Given instruction
Set down every entry word for word. Omit the pictures.

______________________________

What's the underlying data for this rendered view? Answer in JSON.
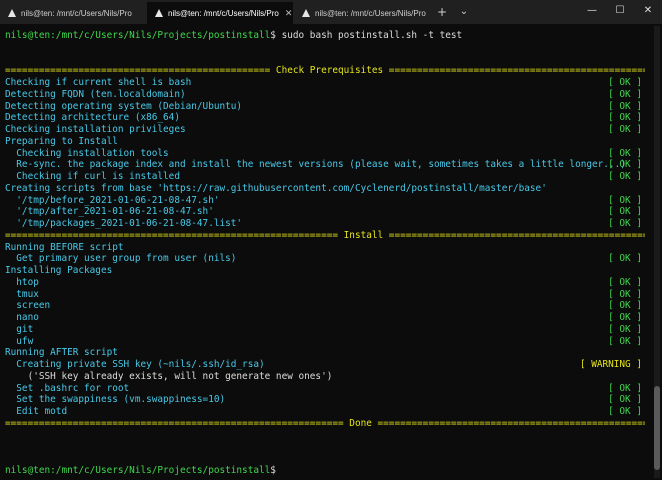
{
  "tabs": [
    {
      "label": "nils@ten: /mnt/c/Users/Nils/Pro"
    },
    {
      "label": "nils@ten: /mnt/c/Users/Nils/Pro"
    },
    {
      "label": "nils@ten: /mnt/c/Users/Nils/Pro"
    }
  ],
  "toolbar": {
    "new_tab": "+",
    "dropdown": "⌄"
  },
  "window": {
    "minimize": "—",
    "maximize": "☐",
    "close": "✕"
  },
  "prompt": {
    "user": "nils@ten",
    "path": ":/mnt/c/Users/Nils/Projects/postinstall",
    "symbol": "$",
    "command": " sudo bash postinstall.sh -t test"
  },
  "sections": {
    "prereq": "=============================================== Check Prerequisites ================================================",
    "install": "=========================================================== Install ===========================================================",
    "done": "============================================================ Done ============================================================"
  },
  "lines": {
    "l1": "Checking if current shell is bash",
    "l2": "Detecting FQDN (ten.localdomain)",
    "l3": "Detecting operating system (Debian/Ubuntu)",
    "l4": "Detecting architecture (x86_64)",
    "l5": "Checking installation privileges",
    "l6": "Preparing to Install",
    "l7": "  Checking installation tools",
    "l8": "  Re-sync. the package index and install the newest versions (please wait, sometimes takes a little longer...)",
    "l9": "  Checking if curl is installed",
    "l10": "Creating scripts from base 'https://raw.githubusercontent.com/Cyclenerd/postinstall/master/base'",
    "l11": "  '/tmp/before_2021-01-06-21-08-47.sh'",
    "l12": "  '/tmp/after_2021-01-06-21-08-47.sh'",
    "l13": "  '/tmp/packages_2021-01-06-21-08-47.list'",
    "l14": "Running BEFORE script",
    "l15": "  Get primary user group from user (nils)",
    "l16": "Installing Packages",
    "l17": "  htop",
    "l18": "  tmux",
    "l19": "  screen",
    "l20": "  nano",
    "l21": "  git",
    "l22": "  ufw",
    "l23": "Running AFTER script",
    "l24": "  Creating private SSH key (~nils/.ssh/id_rsa)",
    "l25": "    ('SSH key already exists, will not generate new ones')",
    "l26": "  Set .bashrc for root",
    "l27": "  Set the swappiness (vm.swappiness=10)",
    "l28": "  Edit motd"
  },
  "status": {
    "ok": "[ OK ]",
    "warning": "[ WARNING ]"
  },
  "colors": {
    "background": "#0c0c0c",
    "green": "#3fd64b",
    "cyan": "#47c9e8",
    "yellow": "#e5e51a",
    "text": "#dcdcdc"
  }
}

______________________________

Response to the task
What's the underlying data for this rendered view? Answer in JSON.
{
  "tabs": [
    {
      "label": "nils@ten: /mnt/c/Users/Nils/Pro"
    },
    {
      "label": "nils@ten: /mnt/c/Users/Nils/Pro"
    },
    {
      "label": "nils@ten: /mnt/c/Users/Nils/Pro"
    }
  ],
  "toolbar": {
    "new_tab": "+",
    "dropdown": "⌄"
  },
  "window": {
    "minimize": "—",
    "maximize": "☐",
    "close": "✕"
  },
  "prompt": {
    "user": "nils@ten",
    "path": ":/mnt/c/Users/Nils/Projects/postinstall",
    "symbol": "$",
    "command": " sudo bash postinstall.sh -t test"
  },
  "sections": {
    "prereq": "=============================================== Check Prerequisites ================================================",
    "install": "=========================================================== Install ===========================================================",
    "done": "============================================================ Done ============================================================"
  },
  "lines": {
    "l1": "Checking if current shell is bash",
    "l2": "Detecting FQDN (ten.localdomain)",
    "l3": "Detecting operating system (Debian/Ubuntu)",
    "l4": "Detecting architecture (x86_64)",
    "l5": "Checking installation privileges",
    "l6": "Preparing to Install",
    "l7": "  Checking installation tools",
    "l8": "  Re-sync. the package index and install the newest versions (please wait, sometimes takes a little longer...)",
    "l9": "  Checking if curl is installed",
    "l10": "Creating scripts from base 'https://raw.githubusercontent.com/Cyclenerd/postinstall/master/base'",
    "l11": "  '/tmp/before_2021-01-06-21-08-47.sh'",
    "l12": "  '/tmp/after_2021-01-06-21-08-47.sh'",
    "l13": "  '/tmp/packages_2021-01-06-21-08-47.list'",
    "l14": "Running BEFORE script",
    "l15": "  Get primary user group from user (nils)",
    "l16": "Installing Packages",
    "l17": "  htop",
    "l18": "  tmux",
    "l19": "  screen",
    "l20": "  nano",
    "l21": "  git",
    "l22": "  ufw",
    "l23": "Running AFTER script",
    "l24": "  Creating private SSH key (~nils/.ssh/id_rsa)",
    "l25": "    ('SSH key already exists, will not generate new ones')",
    "l26": "  Set .bashrc for root",
    "l27": "  Set the swappiness (vm.swappiness=10)",
    "l28": "  Edit motd"
  },
  "status": {
    "ok": "[ OK ]",
    "warning": "[ WARNING ]"
  },
  "colors": {
    "background": "#0c0c0c",
    "green": "#3fd64b",
    "cyan": "#47c9e8",
    "yellow": "#e5e51a",
    "text": "#dcdcdc"
  }
}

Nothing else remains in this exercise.